Set problem:
Track down the lines that contain "black" and copy them.

[Stored data entries]
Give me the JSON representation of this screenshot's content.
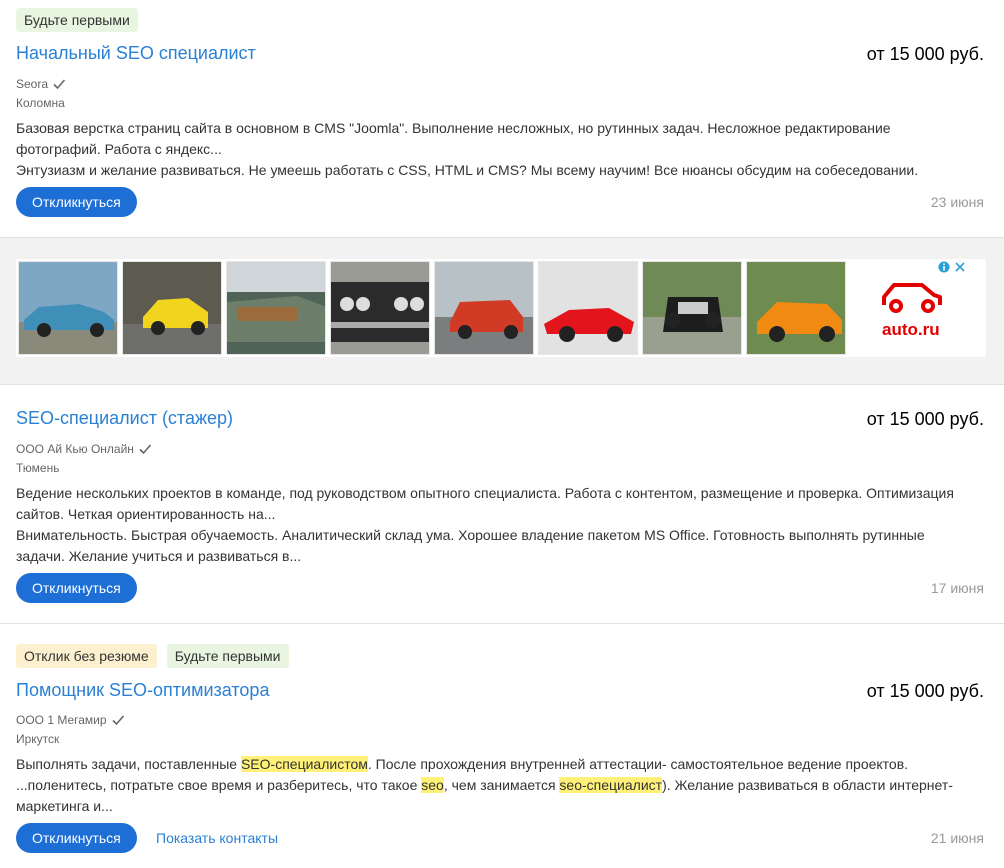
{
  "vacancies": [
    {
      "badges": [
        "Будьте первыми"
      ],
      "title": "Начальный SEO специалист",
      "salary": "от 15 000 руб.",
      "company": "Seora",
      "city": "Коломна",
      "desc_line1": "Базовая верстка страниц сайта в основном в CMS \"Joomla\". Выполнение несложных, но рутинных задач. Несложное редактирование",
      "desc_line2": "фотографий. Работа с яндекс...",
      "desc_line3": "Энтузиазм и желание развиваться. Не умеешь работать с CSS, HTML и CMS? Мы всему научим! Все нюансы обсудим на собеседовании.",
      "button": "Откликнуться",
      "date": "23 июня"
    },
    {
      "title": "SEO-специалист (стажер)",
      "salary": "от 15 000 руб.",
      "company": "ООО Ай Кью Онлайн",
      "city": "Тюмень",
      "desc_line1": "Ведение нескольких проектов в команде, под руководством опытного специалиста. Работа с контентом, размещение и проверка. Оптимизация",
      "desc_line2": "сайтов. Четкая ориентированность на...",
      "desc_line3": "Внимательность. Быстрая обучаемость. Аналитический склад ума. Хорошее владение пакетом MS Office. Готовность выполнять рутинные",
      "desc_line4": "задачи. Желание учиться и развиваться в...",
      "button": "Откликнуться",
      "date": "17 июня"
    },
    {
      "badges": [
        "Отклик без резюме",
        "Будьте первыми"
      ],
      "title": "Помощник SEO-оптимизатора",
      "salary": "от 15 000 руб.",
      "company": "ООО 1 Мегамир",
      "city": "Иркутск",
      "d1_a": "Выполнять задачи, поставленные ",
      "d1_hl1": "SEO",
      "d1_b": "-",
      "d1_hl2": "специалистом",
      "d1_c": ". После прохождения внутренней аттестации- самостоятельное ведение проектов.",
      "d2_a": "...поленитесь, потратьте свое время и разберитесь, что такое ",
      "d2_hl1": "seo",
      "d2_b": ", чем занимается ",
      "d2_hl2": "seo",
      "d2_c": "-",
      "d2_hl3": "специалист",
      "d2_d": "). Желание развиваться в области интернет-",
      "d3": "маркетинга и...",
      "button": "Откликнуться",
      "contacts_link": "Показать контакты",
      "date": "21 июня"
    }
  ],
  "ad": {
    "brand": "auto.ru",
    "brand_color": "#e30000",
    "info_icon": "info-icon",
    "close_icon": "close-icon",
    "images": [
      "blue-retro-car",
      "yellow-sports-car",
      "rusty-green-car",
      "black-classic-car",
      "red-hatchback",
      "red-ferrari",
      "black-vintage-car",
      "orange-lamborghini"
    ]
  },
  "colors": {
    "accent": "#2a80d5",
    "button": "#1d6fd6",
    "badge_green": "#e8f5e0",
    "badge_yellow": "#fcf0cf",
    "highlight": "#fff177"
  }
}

Final result:
      "black-classic-car",
      "black-vintage-car",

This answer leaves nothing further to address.